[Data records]
*-*-*
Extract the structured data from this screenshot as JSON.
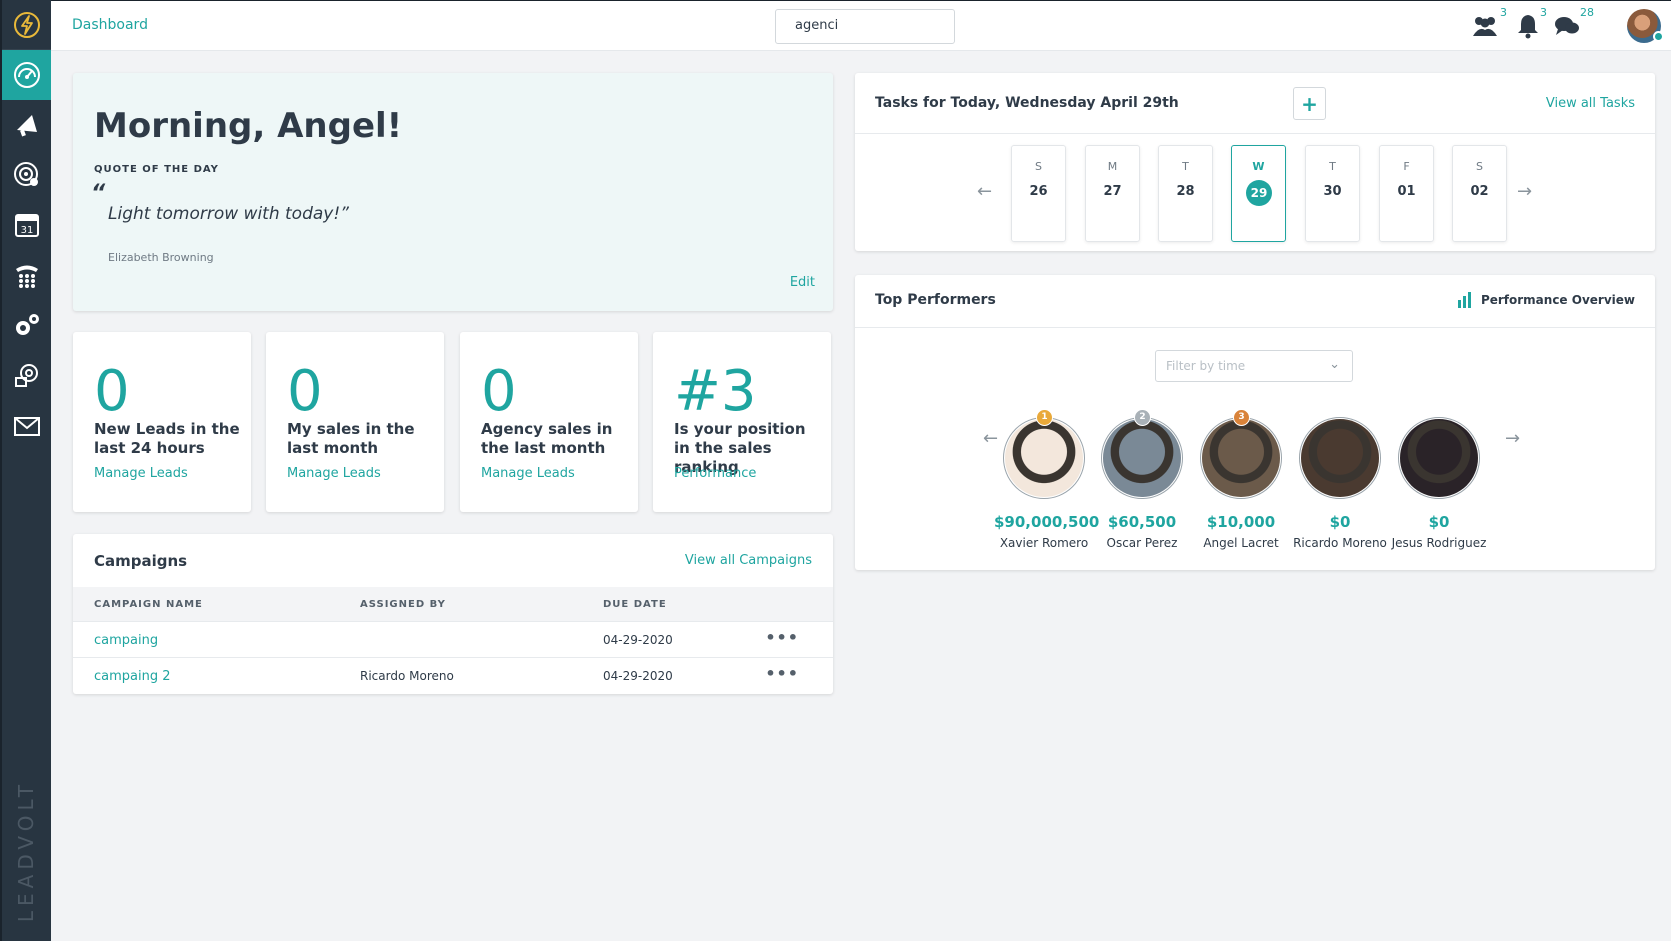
{
  "sidebar": {
    "brand": "LEADVOLT",
    "items": [
      {
        "icon": "dashboard-gauge-icon",
        "active": true
      },
      {
        "icon": "megaphone-icon"
      },
      {
        "icon": "target-icon"
      },
      {
        "icon": "calendar-icon",
        "text": "31"
      },
      {
        "icon": "phone-dialpad-icon"
      },
      {
        "icon": "gears-icon"
      },
      {
        "icon": "settings-cog-icon"
      },
      {
        "icon": "mail-icon"
      }
    ]
  },
  "topbar": {
    "breadcrumb": "Dashboard",
    "search_value": "agenci",
    "team_count": "3",
    "notifications_count": "3",
    "messages_count": "28"
  },
  "welcome": {
    "greeting": "Morning, Angel!",
    "quote_label": "QUOTE OF THE DAY",
    "quote_mark": "“",
    "quote": "Light tomorrow with today!”",
    "author": "Elizabeth Browning",
    "edit_label": "Edit"
  },
  "stats": [
    {
      "value": "0",
      "desc": "New Leads in the last 24 hours",
      "link": "Manage Leads"
    },
    {
      "value": "0",
      "desc": "My sales in the last month",
      "link": "Manage Leads"
    },
    {
      "value": "0",
      "desc": "Agency sales in the last month",
      "link": "Manage Leads"
    },
    {
      "value": "#3",
      "desc": "Is your position in the sales ranking",
      "link": "Performance"
    }
  ],
  "campaigns": {
    "title": "Campaigns",
    "view_all": "View all Campaigns",
    "columns": [
      "CAMPAIGN NAME",
      "ASSIGNED BY",
      "DUE DATE"
    ],
    "rows": [
      {
        "name": "campaing",
        "assigned_by": "",
        "due": "04-29-2020",
        "more": "•••"
      },
      {
        "name": "campaing 2",
        "assigned_by": "Ricardo Moreno",
        "due": "04-29-2020",
        "more": "•••"
      }
    ]
  },
  "tasks": {
    "title": "Tasks for Today, Wednesday April 29th",
    "add": "+",
    "view_all": "View all Tasks",
    "prev": "←",
    "next": "→",
    "days": [
      {
        "d": "S",
        "n": "26"
      },
      {
        "d": "M",
        "n": "27"
      },
      {
        "d": "T",
        "n": "28"
      },
      {
        "d": "W",
        "n": "29",
        "selected": true
      },
      {
        "d": "T",
        "n": "30"
      },
      {
        "d": "F",
        "n": "01"
      },
      {
        "d": "S",
        "n": "02"
      }
    ]
  },
  "performers": {
    "title": "Top Performers",
    "overview": "Performance Overview",
    "filter_placeholder": "Filter by time",
    "prev": "←",
    "next": "→",
    "people": [
      {
        "amount": "$90,000,500",
        "name": "Xavier Romero",
        "rank": "1",
        "medal_color": "#e9a93a",
        "face_color": "#f3e7dc"
      },
      {
        "amount": "$60,500",
        "name": "Oscar Perez",
        "rank": "2",
        "medal_color": "#a9b1b7",
        "face_color": "#7a8996"
      },
      {
        "amount": "$10,000",
        "name": "Angel Lacret",
        "rank": "3",
        "medal_color": "#d9833a",
        "face_color": "#6b5a4a"
      },
      {
        "amount": "$0",
        "name": "Ricardo Moreno",
        "rank": "",
        "face_color": "#4a3a30"
      },
      {
        "amount": "$0",
        "name": "Jesus Rodriguez",
        "rank": "",
        "face_color": "#2a2328"
      }
    ]
  },
  "colors": {
    "accent": "#1fa5a0",
    "sidebar": "#283541"
  }
}
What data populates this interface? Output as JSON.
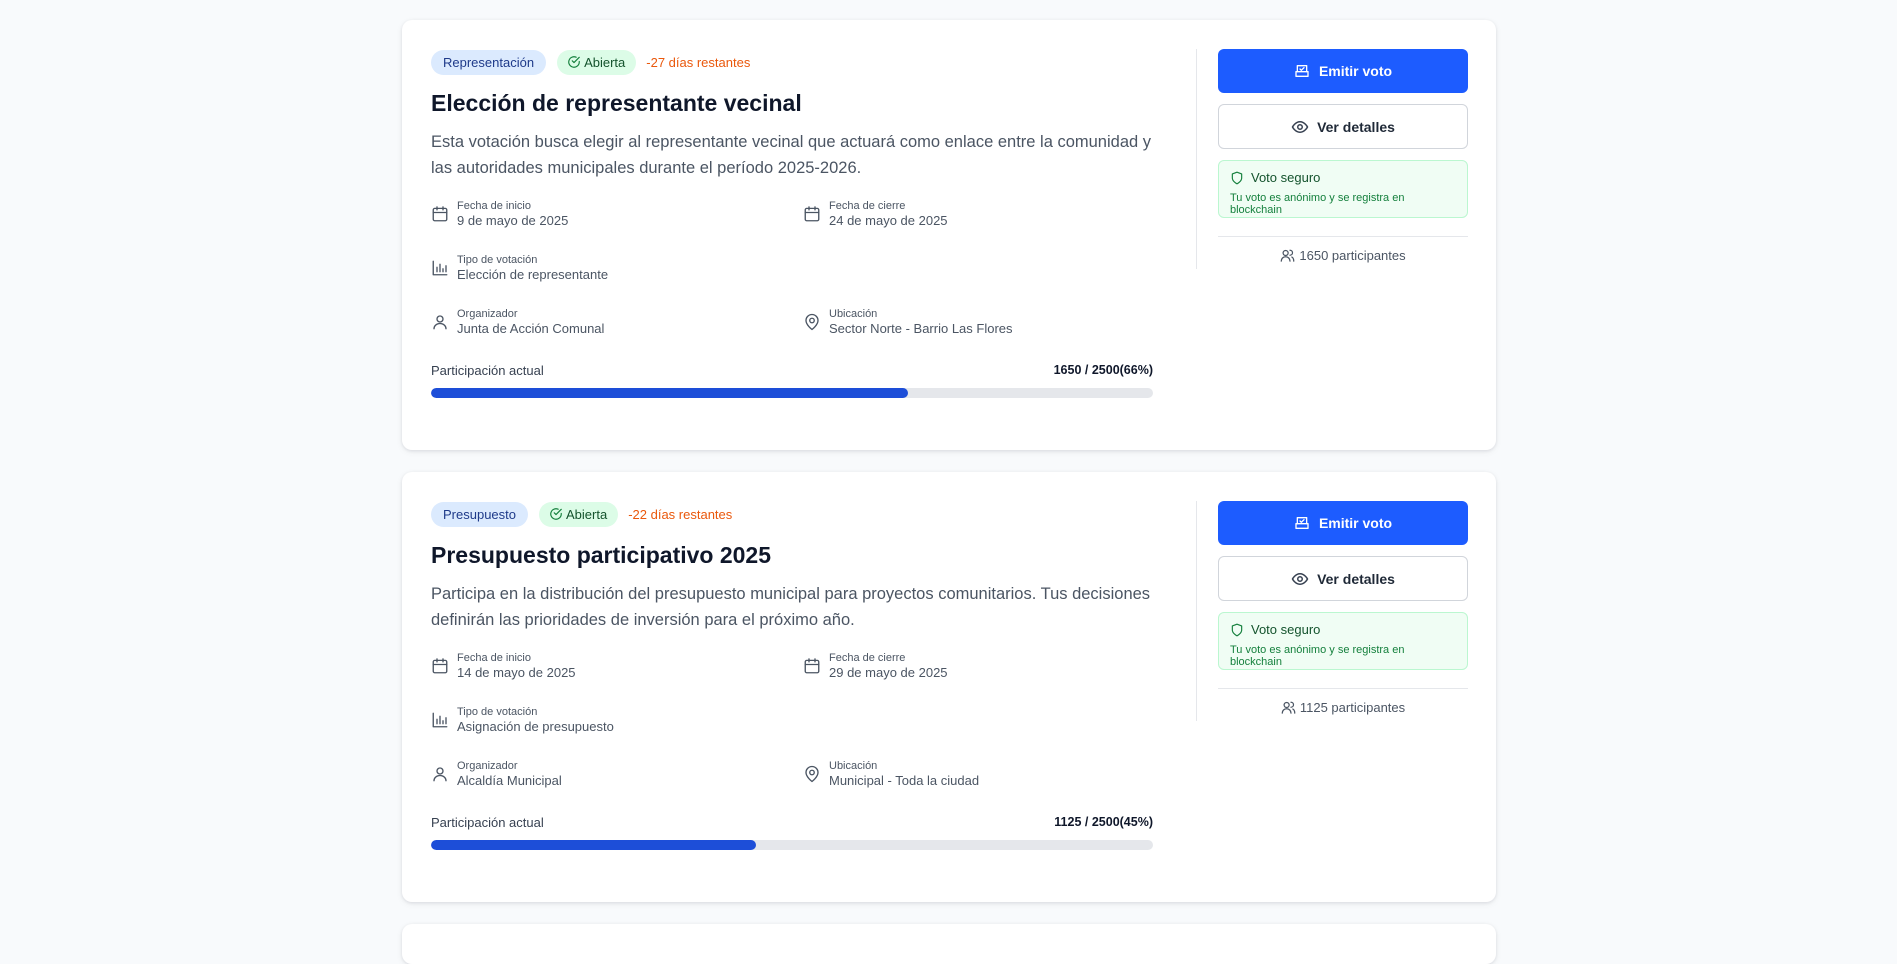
{
  "colors": {
    "accent": "#1d5cff",
    "progress": "#1d4ed8",
    "days_left": "#ea580c",
    "open_badge_bg": "#dcfce7",
    "category_badge_bg": "#dbeafe",
    "secure_bg": "#f0fdf4"
  },
  "votes": [
    {
      "category": "Representación",
      "status": "Abierta",
      "days_left": "-27 días restantes",
      "title": "Elección de representante vecinal",
      "description": "Esta votación busca elegir al representante vecinal que actuará como enlace entre la comunidad y las autoridades municipales durante el período 2025-2026.",
      "start_label": "Fecha de inicio",
      "start_value": "9 de mayo de 2025",
      "end_label": "Fecha de cierre",
      "end_value": "24 de mayo de 2025",
      "type_label": "Tipo de votación",
      "type_value": "Elección de representante",
      "organizer_label": "Organizador",
      "organizer_value": "Junta de Acción Comunal",
      "location_label": "Ubicación",
      "location_value": "Sector Norte - Barrio Las Flores",
      "participation_label": "Participación actual",
      "participation_text": "1650 / 2500(66%)",
      "participation_fraction": 0.66,
      "vote_button": "Emitir voto",
      "details_button": "Ver detalles",
      "secure_title": "Voto seguro",
      "secure_text": "Tu voto es anónimo y se registra en blockchain",
      "participants": "1650 participantes"
    },
    {
      "category": "Presupuesto",
      "status": "Abierta",
      "days_left": "-22 días restantes",
      "title": "Presupuesto participativo 2025",
      "description": "Participa en la distribución del presupuesto municipal para proyectos comunitarios. Tus decisiones definirán las prioridades de inversión para el próximo año.",
      "start_label": "Fecha de inicio",
      "start_value": "14 de mayo de 2025",
      "end_label": "Fecha de cierre",
      "end_value": "29 de mayo de 2025",
      "type_label": "Tipo de votación",
      "type_value": "Asignación de presupuesto",
      "organizer_label": "Organizador",
      "organizer_value": "Alcaldía Municipal",
      "location_label": "Ubicación",
      "location_value": "Municipal - Toda la ciudad",
      "participation_label": "Participación actual",
      "participation_text": "1125 / 2500(45%)",
      "participation_fraction": 0.45,
      "vote_button": "Emitir voto",
      "details_button": "Ver detalles",
      "secure_title": "Voto seguro",
      "secure_text": "Tu voto es anónimo y se registra en blockchain",
      "participants": "1125 participantes"
    }
  ]
}
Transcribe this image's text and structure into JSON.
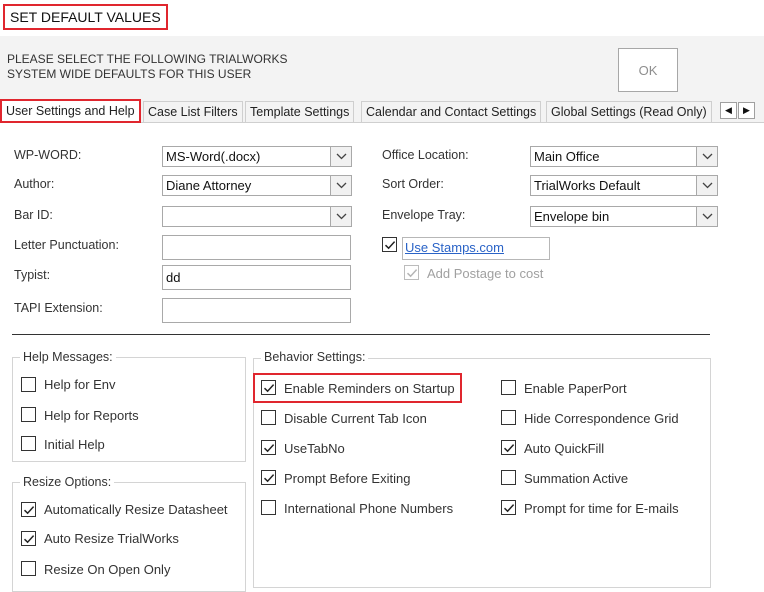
{
  "title": "SET DEFAULT VALUES",
  "instructions": {
    "line1": "PLEASE SELECT THE FOLLOWING TRIALWORKS",
    "line2": "SYSTEM WIDE DEFAULTS FOR THIS USER"
  },
  "ok_label": "OK",
  "tabs": [
    {
      "label": "User Settings and Help"
    },
    {
      "label": "Case List Filters"
    },
    {
      "label": "Template Settings"
    },
    {
      "label": "Calendar and Contact Settings"
    },
    {
      "label": "Global Settings (Read Only)"
    }
  ],
  "tab_scroll": {
    "left": "◀",
    "right": "▶"
  },
  "fields": {
    "wp_word": {
      "label": "WP-WORD:",
      "value": "MS-Word(.docx)"
    },
    "author": {
      "label": "Author:",
      "value": "Diane Attorney"
    },
    "bar_id": {
      "label": "Bar ID:",
      "value": ""
    },
    "letter_punctuation": {
      "label": "Letter Punctuation:",
      "value": ""
    },
    "typist": {
      "label": "Typist:",
      "value": "dd"
    },
    "tapi_extension": {
      "label": "TAPI Extension:",
      "value": ""
    },
    "office_location": {
      "label": "Office Location:",
      "value": "Main Office"
    },
    "sort_order": {
      "label": "Sort Order:",
      "value": "TrialWorks Default"
    },
    "envelope_tray": {
      "label": "Envelope Tray:",
      "value": "Envelope bin"
    }
  },
  "stamps": {
    "use_stamps_label": "Use Stamps.com",
    "use_stamps_checked": true,
    "add_postage_label": "Add Postage to cost",
    "add_postage_checked": true
  },
  "help_messages": {
    "title": "Help Messages:",
    "items": [
      {
        "label": "Help for Env",
        "checked": false
      },
      {
        "label": "Help for Reports",
        "checked": false
      },
      {
        "label": "Initial Help",
        "checked": false
      }
    ]
  },
  "resize_options": {
    "title": "Resize Options:",
    "items": [
      {
        "label": "Automatically Resize Datasheet",
        "checked": true
      },
      {
        "label": "Auto Resize TrialWorks",
        "checked": true
      },
      {
        "label": "Resize On Open Only",
        "checked": false
      }
    ]
  },
  "behavior": {
    "title": "Behavior Settings:",
    "left": [
      {
        "label": "Enable Reminders on Startup",
        "checked": true
      },
      {
        "label": "Disable Current Tab Icon",
        "checked": false
      },
      {
        "label": "UseTabNo",
        "checked": true
      },
      {
        "label": "Prompt Before Exiting",
        "checked": true
      },
      {
        "label": "International Phone Numbers",
        "checked": false
      }
    ],
    "right": [
      {
        "label": "Enable PaperPort",
        "checked": false
      },
      {
        "label": "Hide Correspondence Grid",
        "checked": false
      },
      {
        "label": "Auto QuickFill",
        "checked": true
      },
      {
        "label": "Summation Active",
        "checked": false
      },
      {
        "label": "Prompt for time for E-mails",
        "checked": true
      }
    ]
  },
  "colors": {
    "highlight": "#e0262e",
    "link": "#2a63c7",
    "header_bg": "#f3f3f3"
  }
}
*-*-*
# What is expected
Filter the entries and copy out every line with the word "días".

# Full response
      "days_left": "-27 días restantes",
      "days_left": "-22 días restantes",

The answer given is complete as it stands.